**Provided material:**
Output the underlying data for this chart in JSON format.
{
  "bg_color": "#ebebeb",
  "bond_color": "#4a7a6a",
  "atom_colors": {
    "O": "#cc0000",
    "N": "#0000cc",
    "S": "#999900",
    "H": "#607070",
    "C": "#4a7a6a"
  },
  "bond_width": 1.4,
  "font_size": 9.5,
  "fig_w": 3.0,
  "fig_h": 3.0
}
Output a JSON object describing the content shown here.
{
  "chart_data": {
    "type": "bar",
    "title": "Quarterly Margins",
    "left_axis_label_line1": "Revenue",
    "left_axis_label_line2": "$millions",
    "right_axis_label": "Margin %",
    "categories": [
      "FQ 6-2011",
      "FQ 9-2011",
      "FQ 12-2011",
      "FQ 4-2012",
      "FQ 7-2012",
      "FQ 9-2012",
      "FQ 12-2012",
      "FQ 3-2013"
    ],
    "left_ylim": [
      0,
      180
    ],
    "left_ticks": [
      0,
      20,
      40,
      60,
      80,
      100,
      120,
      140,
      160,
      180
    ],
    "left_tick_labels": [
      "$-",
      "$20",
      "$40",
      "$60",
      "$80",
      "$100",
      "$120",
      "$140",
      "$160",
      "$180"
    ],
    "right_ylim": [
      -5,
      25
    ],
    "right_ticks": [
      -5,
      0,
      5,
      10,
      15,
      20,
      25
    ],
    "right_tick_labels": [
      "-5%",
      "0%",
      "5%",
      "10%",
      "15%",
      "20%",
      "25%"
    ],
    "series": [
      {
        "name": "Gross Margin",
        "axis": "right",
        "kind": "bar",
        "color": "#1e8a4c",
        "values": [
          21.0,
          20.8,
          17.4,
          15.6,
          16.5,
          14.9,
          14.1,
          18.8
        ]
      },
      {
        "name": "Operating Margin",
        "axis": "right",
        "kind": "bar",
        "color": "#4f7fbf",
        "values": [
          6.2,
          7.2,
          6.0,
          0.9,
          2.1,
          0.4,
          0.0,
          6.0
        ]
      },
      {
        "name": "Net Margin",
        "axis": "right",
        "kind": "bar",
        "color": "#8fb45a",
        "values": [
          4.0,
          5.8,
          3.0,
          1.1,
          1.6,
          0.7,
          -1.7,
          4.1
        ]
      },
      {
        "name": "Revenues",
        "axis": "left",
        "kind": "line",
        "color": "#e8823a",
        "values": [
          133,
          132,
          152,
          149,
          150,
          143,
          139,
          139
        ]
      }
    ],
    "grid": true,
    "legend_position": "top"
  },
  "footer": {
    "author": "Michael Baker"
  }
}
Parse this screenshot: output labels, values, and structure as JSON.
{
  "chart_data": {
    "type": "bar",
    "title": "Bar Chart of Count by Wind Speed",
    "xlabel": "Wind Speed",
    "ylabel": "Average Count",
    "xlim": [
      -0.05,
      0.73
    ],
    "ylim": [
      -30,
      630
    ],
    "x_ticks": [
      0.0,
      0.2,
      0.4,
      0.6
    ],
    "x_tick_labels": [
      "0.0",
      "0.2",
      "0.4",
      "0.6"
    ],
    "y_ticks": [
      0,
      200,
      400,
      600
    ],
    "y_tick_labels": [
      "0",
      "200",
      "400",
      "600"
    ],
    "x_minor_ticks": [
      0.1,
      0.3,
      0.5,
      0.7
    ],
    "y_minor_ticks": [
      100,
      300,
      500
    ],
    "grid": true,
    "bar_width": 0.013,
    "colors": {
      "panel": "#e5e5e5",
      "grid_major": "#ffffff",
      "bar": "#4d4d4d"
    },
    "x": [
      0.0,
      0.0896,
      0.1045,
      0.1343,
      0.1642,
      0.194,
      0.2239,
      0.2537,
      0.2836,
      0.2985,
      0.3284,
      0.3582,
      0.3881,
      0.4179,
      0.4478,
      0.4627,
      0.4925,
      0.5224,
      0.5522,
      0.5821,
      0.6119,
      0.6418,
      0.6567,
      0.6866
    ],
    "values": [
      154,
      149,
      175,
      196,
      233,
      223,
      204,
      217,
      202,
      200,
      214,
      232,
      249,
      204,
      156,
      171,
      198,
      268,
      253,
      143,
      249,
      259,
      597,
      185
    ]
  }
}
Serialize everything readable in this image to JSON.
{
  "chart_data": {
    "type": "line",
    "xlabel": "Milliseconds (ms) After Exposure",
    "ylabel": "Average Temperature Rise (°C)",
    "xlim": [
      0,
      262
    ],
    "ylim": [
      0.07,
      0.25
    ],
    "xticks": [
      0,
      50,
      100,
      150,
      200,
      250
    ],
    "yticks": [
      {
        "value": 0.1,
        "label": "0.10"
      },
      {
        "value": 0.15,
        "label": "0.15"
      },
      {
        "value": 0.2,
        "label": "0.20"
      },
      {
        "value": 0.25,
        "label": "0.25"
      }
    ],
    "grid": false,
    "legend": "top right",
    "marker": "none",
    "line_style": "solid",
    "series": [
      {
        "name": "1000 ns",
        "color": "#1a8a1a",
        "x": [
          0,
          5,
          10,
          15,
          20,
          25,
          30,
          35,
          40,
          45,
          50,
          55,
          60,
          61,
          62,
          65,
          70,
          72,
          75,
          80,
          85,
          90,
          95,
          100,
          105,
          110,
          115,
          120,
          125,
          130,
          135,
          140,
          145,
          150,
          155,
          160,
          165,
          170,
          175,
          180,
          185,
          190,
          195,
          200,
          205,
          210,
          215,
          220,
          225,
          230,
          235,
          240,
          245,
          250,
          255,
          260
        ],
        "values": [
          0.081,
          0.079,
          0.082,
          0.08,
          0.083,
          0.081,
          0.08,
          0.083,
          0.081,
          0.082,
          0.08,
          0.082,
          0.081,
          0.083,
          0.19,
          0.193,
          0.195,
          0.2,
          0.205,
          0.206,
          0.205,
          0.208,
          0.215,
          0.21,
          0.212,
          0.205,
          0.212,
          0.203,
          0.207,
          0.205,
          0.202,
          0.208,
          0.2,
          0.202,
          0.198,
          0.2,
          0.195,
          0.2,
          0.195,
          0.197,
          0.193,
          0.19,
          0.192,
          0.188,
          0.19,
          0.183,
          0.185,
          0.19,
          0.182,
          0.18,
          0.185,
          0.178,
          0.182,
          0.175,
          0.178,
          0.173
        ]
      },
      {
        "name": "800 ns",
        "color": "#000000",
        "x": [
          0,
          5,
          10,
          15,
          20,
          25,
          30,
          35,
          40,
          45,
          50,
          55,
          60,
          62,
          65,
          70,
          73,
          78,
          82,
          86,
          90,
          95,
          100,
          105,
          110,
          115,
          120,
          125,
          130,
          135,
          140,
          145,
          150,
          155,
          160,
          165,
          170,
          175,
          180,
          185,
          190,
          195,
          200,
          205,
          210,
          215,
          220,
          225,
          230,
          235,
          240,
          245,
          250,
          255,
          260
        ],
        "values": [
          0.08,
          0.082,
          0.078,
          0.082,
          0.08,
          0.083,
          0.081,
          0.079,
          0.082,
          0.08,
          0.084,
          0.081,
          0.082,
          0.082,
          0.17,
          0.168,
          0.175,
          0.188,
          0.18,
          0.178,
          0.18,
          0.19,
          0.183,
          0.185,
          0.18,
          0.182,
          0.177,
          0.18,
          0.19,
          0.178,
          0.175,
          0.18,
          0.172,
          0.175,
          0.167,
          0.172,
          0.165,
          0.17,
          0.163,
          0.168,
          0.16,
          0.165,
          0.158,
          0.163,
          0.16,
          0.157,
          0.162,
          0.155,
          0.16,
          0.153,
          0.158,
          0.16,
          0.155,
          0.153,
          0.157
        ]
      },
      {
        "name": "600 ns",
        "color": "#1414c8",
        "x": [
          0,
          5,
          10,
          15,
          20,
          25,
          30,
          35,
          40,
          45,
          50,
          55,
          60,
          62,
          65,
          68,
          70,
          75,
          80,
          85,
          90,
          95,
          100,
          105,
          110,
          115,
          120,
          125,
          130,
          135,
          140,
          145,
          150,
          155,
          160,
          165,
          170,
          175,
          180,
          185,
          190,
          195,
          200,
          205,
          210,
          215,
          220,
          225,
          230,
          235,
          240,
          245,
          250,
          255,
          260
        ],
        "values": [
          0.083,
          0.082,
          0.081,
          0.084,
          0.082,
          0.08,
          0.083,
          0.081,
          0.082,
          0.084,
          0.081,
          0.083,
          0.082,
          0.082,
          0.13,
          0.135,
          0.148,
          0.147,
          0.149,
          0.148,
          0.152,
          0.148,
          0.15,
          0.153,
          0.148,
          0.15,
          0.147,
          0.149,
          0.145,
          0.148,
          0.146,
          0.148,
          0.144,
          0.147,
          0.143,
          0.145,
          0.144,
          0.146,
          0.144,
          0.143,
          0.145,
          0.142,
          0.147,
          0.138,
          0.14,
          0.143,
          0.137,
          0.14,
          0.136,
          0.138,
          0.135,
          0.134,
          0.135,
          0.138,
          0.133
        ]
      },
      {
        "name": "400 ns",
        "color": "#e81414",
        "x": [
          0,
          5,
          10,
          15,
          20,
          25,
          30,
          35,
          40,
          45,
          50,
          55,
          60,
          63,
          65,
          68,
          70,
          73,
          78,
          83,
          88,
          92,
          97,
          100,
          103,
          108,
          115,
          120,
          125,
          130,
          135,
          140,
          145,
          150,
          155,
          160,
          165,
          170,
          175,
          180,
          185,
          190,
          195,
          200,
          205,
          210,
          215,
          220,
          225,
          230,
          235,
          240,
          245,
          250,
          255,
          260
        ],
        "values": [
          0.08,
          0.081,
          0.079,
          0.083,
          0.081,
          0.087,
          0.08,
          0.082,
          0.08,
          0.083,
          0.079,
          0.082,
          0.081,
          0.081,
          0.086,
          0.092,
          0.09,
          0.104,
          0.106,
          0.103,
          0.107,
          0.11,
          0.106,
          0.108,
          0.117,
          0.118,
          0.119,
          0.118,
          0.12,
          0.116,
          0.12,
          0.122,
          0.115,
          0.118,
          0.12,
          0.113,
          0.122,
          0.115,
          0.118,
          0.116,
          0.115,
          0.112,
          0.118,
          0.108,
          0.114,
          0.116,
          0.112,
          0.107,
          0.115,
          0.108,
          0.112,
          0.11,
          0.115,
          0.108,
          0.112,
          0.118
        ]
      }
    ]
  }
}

**Your instructions:**
Identify every line where the string "title" appears.

**Output of the exercise:**
    "title": "Quarterly Margins",
    "title": "Bar Chart of Count by Wind Speed",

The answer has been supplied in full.